- **Data excerpts**:
----

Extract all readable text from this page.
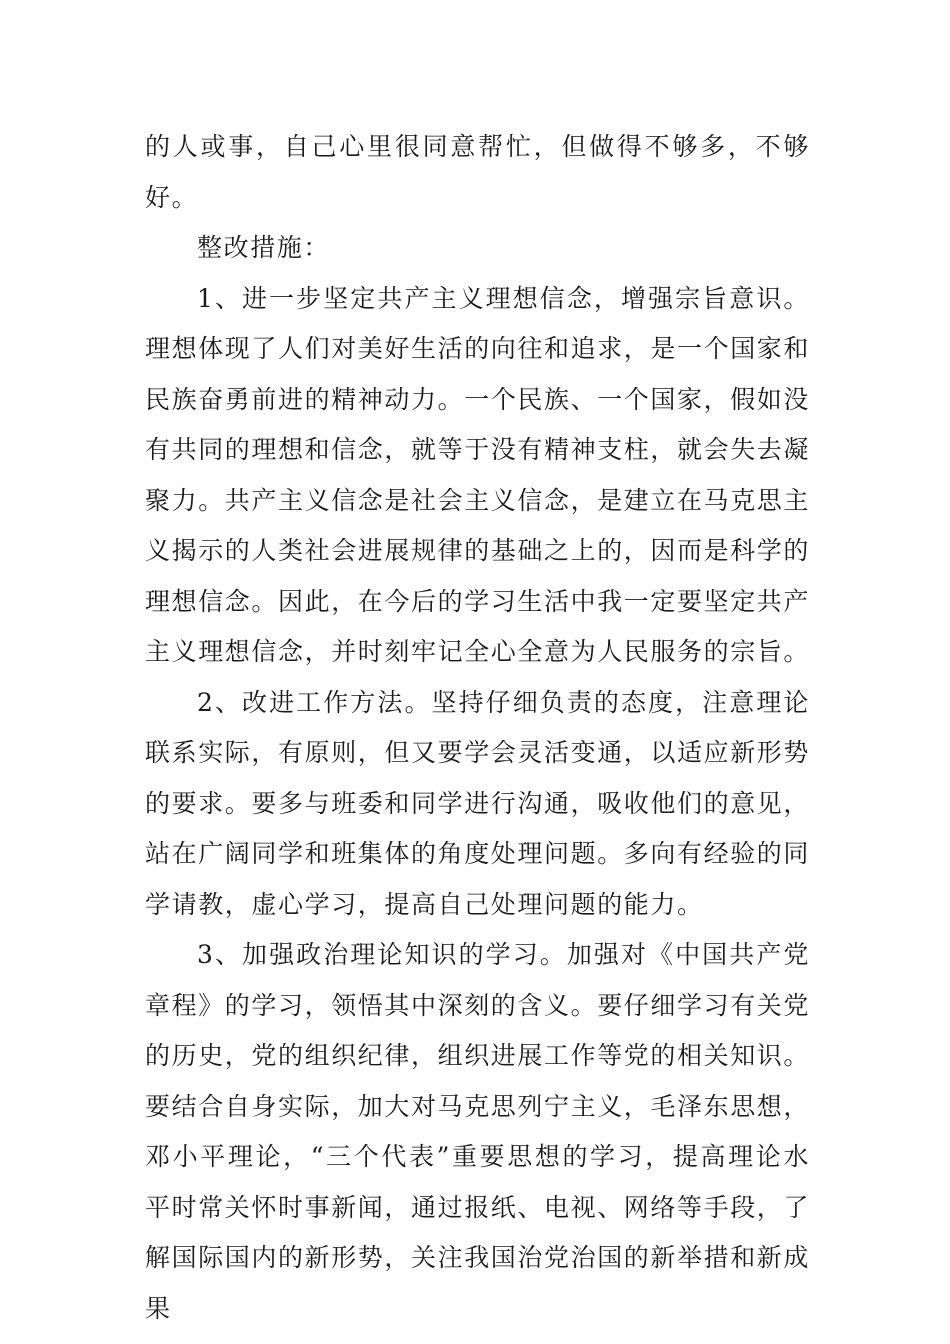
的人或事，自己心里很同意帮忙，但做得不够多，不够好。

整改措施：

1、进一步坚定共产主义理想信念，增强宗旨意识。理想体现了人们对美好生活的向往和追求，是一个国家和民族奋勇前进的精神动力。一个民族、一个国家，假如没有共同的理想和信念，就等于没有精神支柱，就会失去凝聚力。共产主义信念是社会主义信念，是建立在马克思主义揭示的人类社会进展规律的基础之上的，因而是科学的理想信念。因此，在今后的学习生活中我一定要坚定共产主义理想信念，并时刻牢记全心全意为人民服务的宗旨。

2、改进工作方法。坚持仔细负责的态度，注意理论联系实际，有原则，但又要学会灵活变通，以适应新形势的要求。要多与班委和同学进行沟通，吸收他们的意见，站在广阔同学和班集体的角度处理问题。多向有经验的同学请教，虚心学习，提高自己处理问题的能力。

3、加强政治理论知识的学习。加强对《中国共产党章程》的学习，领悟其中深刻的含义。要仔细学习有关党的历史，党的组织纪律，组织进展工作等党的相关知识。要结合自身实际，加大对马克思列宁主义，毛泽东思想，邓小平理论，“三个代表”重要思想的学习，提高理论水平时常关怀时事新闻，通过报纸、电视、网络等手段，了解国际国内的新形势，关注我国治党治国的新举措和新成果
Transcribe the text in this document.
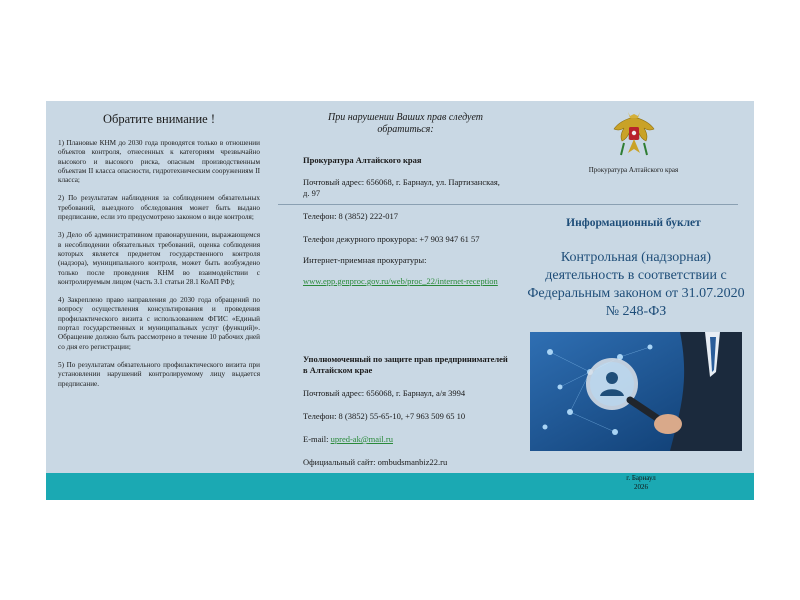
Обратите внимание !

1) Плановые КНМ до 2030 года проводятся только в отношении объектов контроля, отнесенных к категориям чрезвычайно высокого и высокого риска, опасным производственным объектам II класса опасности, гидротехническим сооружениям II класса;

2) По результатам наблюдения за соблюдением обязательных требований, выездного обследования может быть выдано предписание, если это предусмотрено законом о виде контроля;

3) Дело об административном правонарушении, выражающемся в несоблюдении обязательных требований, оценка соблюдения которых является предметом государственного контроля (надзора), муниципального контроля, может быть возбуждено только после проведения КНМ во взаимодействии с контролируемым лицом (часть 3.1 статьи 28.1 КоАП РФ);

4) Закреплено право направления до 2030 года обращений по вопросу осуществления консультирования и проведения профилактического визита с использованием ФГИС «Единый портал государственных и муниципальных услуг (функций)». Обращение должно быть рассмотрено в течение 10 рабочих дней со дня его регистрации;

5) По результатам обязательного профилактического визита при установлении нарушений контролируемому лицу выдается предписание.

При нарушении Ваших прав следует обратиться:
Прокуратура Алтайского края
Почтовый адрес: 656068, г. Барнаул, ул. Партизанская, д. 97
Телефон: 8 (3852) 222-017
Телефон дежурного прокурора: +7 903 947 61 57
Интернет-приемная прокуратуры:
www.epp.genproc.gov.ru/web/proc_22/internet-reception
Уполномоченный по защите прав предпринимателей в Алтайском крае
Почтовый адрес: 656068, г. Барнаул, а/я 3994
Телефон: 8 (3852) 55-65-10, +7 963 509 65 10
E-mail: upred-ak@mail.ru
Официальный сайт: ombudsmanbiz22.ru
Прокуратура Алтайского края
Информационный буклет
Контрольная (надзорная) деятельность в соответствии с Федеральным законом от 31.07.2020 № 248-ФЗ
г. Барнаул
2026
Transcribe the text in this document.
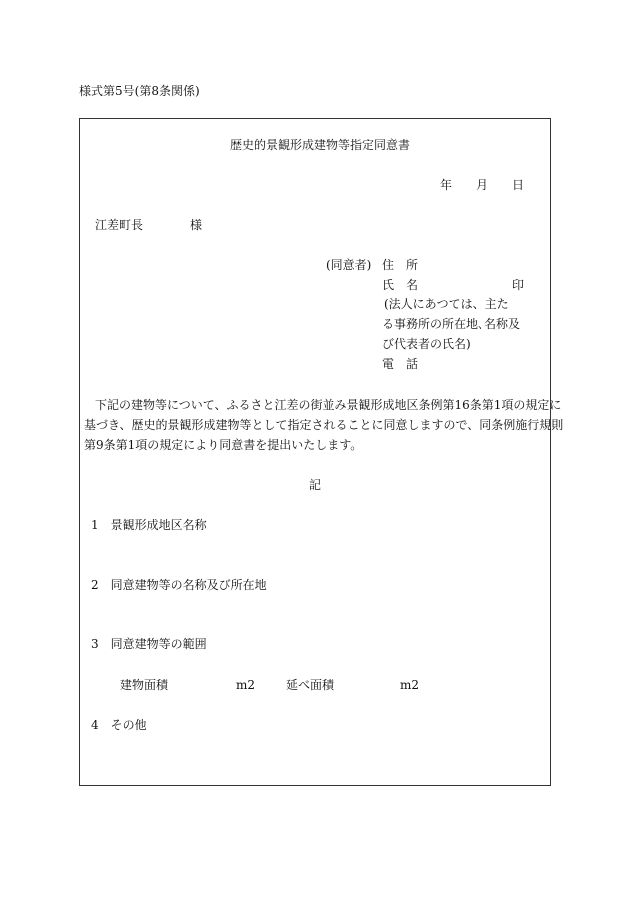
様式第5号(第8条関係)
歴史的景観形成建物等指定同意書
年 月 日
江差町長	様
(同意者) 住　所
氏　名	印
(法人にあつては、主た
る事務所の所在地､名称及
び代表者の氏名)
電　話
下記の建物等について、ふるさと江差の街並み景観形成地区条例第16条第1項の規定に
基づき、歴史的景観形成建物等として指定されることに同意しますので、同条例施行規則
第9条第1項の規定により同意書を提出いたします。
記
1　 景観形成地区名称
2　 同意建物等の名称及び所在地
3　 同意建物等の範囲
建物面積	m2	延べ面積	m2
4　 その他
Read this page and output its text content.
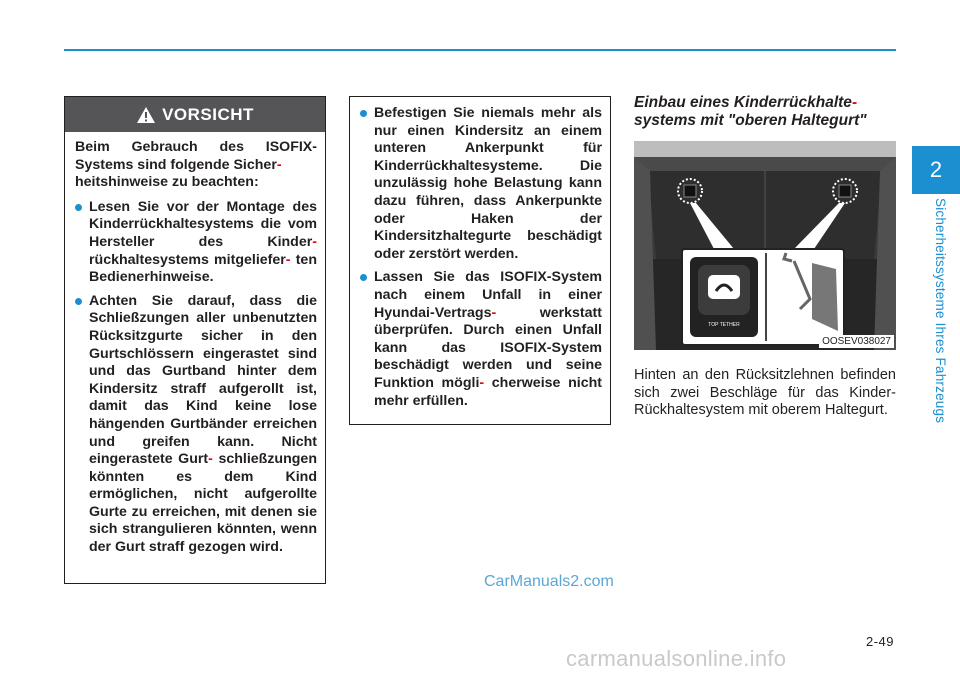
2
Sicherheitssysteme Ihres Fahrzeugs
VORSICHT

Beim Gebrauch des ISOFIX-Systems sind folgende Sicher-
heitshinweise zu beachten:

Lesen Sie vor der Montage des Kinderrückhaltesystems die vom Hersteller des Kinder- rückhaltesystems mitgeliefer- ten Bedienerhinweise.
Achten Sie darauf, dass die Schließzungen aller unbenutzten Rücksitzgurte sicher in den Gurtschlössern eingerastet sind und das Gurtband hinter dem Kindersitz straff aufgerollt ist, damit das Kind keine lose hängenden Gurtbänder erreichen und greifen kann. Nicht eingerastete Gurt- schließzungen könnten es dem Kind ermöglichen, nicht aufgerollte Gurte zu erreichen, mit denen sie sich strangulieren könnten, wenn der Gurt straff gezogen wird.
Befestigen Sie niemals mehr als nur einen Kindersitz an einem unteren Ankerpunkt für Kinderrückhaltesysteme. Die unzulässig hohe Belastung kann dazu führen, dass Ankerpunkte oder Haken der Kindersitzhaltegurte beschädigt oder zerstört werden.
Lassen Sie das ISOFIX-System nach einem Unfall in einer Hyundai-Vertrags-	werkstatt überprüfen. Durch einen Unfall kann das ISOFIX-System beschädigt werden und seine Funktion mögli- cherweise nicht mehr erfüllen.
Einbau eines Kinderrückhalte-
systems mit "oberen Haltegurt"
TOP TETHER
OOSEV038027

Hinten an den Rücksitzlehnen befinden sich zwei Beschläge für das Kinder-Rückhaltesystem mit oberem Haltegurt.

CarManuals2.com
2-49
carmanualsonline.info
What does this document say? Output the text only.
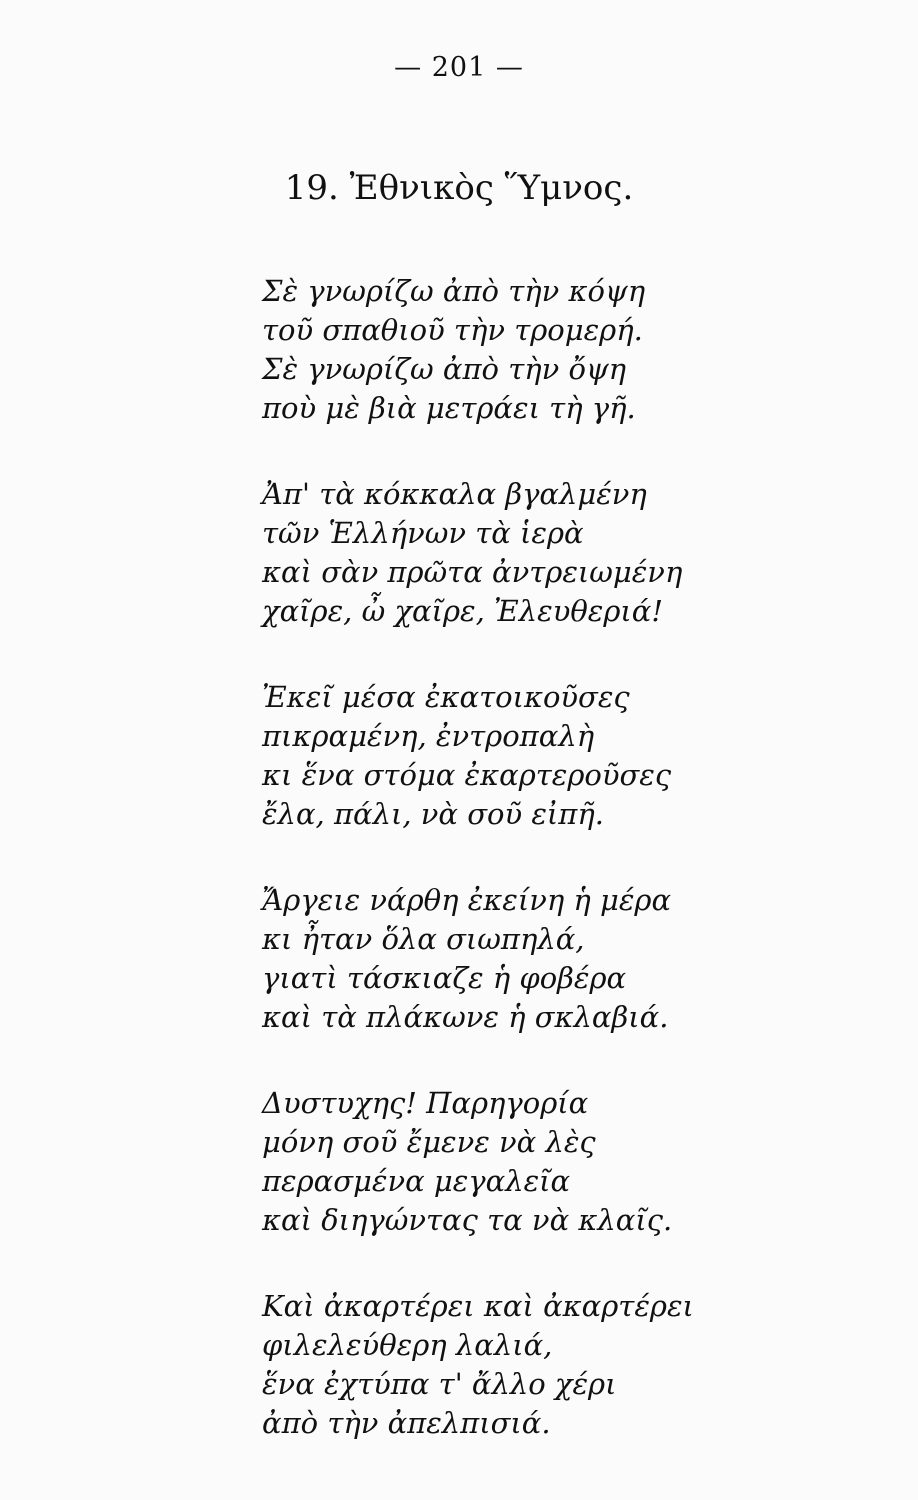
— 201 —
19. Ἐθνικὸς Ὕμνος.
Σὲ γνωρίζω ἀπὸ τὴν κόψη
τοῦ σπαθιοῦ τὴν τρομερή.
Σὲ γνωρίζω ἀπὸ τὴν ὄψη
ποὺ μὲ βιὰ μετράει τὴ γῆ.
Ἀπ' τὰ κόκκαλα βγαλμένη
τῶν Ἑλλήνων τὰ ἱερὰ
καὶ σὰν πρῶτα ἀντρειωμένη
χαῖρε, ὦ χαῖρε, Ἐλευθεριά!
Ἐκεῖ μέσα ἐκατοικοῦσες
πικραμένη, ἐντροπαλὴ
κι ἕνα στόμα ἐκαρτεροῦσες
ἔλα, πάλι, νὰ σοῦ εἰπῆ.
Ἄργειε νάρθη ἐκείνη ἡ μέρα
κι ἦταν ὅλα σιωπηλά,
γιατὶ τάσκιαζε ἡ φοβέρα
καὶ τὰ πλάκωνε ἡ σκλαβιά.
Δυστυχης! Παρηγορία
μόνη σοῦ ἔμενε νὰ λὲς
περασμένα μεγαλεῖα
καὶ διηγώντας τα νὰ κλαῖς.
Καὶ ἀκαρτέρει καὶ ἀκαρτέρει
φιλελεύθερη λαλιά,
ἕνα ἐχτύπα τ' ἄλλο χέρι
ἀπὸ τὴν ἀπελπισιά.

----

- **DIRECTIONS FOR THIS TASK**:
Reproduce the data verbatim. Do not carry any picture into the copy.

- **FULL SOLUTION**:
Extract all readable text from this page.
的人或事，自己心里很同意帮忙，但做得不够多，不够好。

整改措施：

1、进一步坚定共产主义理想信念，增强宗旨意识。理想体现了人们对美好生活的向往和追求，是一个国家和民族奋勇前进的精神动力。一个民族、一个国家，假如没有共同的理想和信念，就等于没有精神支柱，就会失去凝聚力。共产主义信念是社会主义信念，是建立在马克思主义揭示的人类社会进展规律的基础之上的，因而是科学的理想信念。因此，在今后的学习生活中我一定要坚定共产主义理想信念，并时刻牢记全心全意为人民服务的宗旨。

2、改进工作方法。坚持仔细负责的态度，注意理论联系实际，有原则，但又要学会灵活变通，以适应新形势的要求。要多与班委和同学进行沟通，吸收他们的意见，站在广阔同学和班集体的角度处理问题。多向有经验的同学请教，虚心学习，提高自己处理问题的能力。

3、加强政治理论知识的学习。加强对《中国共产党章程》的学习，领悟其中深刻的含义。要仔细学习有关党的历史，党的组织纪律，组织进展工作等党的相关知识。要结合自身实际，加大对马克思列宁主义，毛泽东思想，邓小平理论，“三个代表”重要思想的学习，提高理论水平时常关怀时事新闻，通过报纸、电视、网络等手段，了解国际国内的新形势，关注我国治党治国的新举措和新成果
Transcribe the text in this document.
Обратите внимание !

1) Плановые КНМ до 2030 года проводятся только в отношении объектов контроля, отнесенных к категориям чрезвычайно высокого и высокого риска, опасным производственным объектам II класса опасности, гидротехническим сооружениям II класса;

2) По результатам наблюдения за соблюдением обязательных требований, выездного обследования может быть выдано предписание, если это предусмотрено законом о виде контроля;

3) Дело об административном правонарушении, выражающемся в несоблюдении обязательных требований, оценка соблюдения которых является предметом государственного контроля (надзора), муниципального контроля, может быть возбуждено только после проведения КНМ во взаимодействии с контролируемым лицом (часть 3.1 статьи 28.1 КоАП РФ);

4) Закреплено право направления до 2030 года обращений по вопросу осуществления консультирования и проведения профилактического визита с использованием ФГИС «Единый портал государственных и муниципальных услуг (функций)». Обращение должно быть рассмотрено в течение 10 рабочих дней со дня его регистрации;

5) По результатам обязательного профилактического визита при установлении нарушений контролируемому лицу выдается предписание.

При нарушении Ваших прав следует обратиться:
Прокуратура Алтайского края
Почтовый адрес: 656068, г. Барнаул, ул. Партизанская, д. 97
Телефон: 8 (3852) 222-017
Телефон дежурного прокурора: +7 903 947 61 57
Интернет-приемная прокуратуры:
www.epp.genproc.gov.ru/web/proc_22/internet-reception
Уполномоченный по защите прав предпринимателей в Алтайском крае
Почтовый адрес: 656068, г. Барнаул, а/я 3994
Телефон: 8 (3852) 55-65-10, +7 963 509 65 10
E-mail: upred-ak@mail.ru
Официальный сайт: ombudsmanbiz22.ru
Прокуратура Алтайского края
Информационный буклет
Контрольная (надзорная) деятельность в соответствии с Федеральным законом от 31.07.2020 № 248-ФЗ
г. Барнаул
2026
Transcribe the text in this document.
様式第5号(第8条関係)
歴史的景観形成建物等指定同意書
年 月 日
江差町長	様
(同意者) 住　所
氏　名	印
(法人にあつては、主た
る事務所の所在地､名称及
び代表者の氏名)
電　話
下記の建物等について、ふるさと江差の街並み景観形成地区条例第16条第1項の規定に
基づき、歴史的景観形成建物等として指定されることに同意しますので、同条例施行規則
第9条第1項の規定により同意書を提出いたします。
記
1　 景観形成地区名称
2　 同意建物等の名称及び所在地
3　 同意建物等の範囲
建物面積	m2	延べ面積	m2
4　 その他
Read this page and output its text content.
2
Sicherheitssysteme Ihres Fahrzeugs
VORSICHT

Beim Gebrauch des ISOFIX-Systems sind folgende Sicher-
heitshinweise zu beachten:

Lesen Sie vor der Montage des Kinderrückhaltesystems die vom Hersteller des Kinder- rückhaltesystems mitgeliefer- ten Bedienerhinweise.
Achten Sie darauf, dass die Schließzungen aller unbenutzten Rücksitzgurte sicher in den Gurtschlössern eingerastet sind und das Gurtband hinter dem Kindersitz straff aufgerollt ist, damit das Kind keine lose hängenden Gurtbänder erreichen und greifen kann. Nicht eingerastete Gurt- schließzungen könnten es dem Kind ermöglichen, nicht aufgerollte Gurte zu erreichen, mit denen sie sich strangulieren könnten, wenn der Gurt straff gezogen wird.
Befestigen Sie niemals mehr als nur einen Kindersitz an einem unteren Ankerpunkt für Kinderrückhaltesysteme. Die unzulässig hohe Belastung kann dazu führen, dass Ankerpunkte oder Haken der Kindersitzhaltegurte beschädigt oder zerstört werden.
Lassen Sie das ISOFIX-System nach einem Unfall in einer Hyundai-Vertrags-	werkstatt überprüfen. Durch einen Unfall kann das ISOFIX-System beschädigt werden und seine Funktion mögli- cherweise nicht mehr erfüllen.
Einbau eines Kinderrückhalte-
systems mit "oberen Haltegurt"
TOP TETHER
OOSEV038027

Hinten an den Rücksitzlehnen befinden sich zwei Beschläge für das Kinder-Rückhaltesystem mit oberem Haltegurt.

CarManuals2.com
2-49
carmanualsonline.info
What does this document say? Output the text only.
— 201 —
19. Ἐθνικὸς Ὕμνος.
Σὲ γνωρίζω ἀπὸ τὴν κόψη
τοῦ σπαθιοῦ τὴν τρομερή.
Σὲ γνωρίζω ἀπὸ τὴν ὄψη
ποὺ μὲ βιὰ μετράει τὴ γῆ.
Ἀπ' τὰ κόκκαλα βγαλμένη
τῶν Ἑλλήνων τὰ ἱερὰ
καὶ σὰν πρῶτα ἀντρειωμένη
χαῖρε, ὦ χαῖρε, Ἐλευθεριά!
Ἐκεῖ μέσα ἐκατοικοῦσες
πικραμένη, ἐντροπαλὴ
κι ἕνα στόμα ἐκαρτεροῦσες
ἔλα, πάλι, νὰ σοῦ εἰπῆ.
Ἄργειε νάρθη ἐκείνη ἡ μέρα
κι ἦταν ὅλα σιωπηλά,
γιατὶ τάσκιαζε ἡ φοβέρα
καὶ τὰ πλάκωνε ἡ σκλαβιά.
Δυστυχης! Παρηγορία
μόνη σοῦ ἔμενε νὰ λὲς
περασμένα μεγαλεῖα
καὶ διηγώντας τα νὰ κλαῖς.
Καὶ ἀκαρτέρει καὶ ἀκαρτέρει
φιλελεύθερη λαλιά,
ἕνα ἐχτύπα τ' ἄλλο χέρι
ἀπὸ τὴν ἀπελπισιά.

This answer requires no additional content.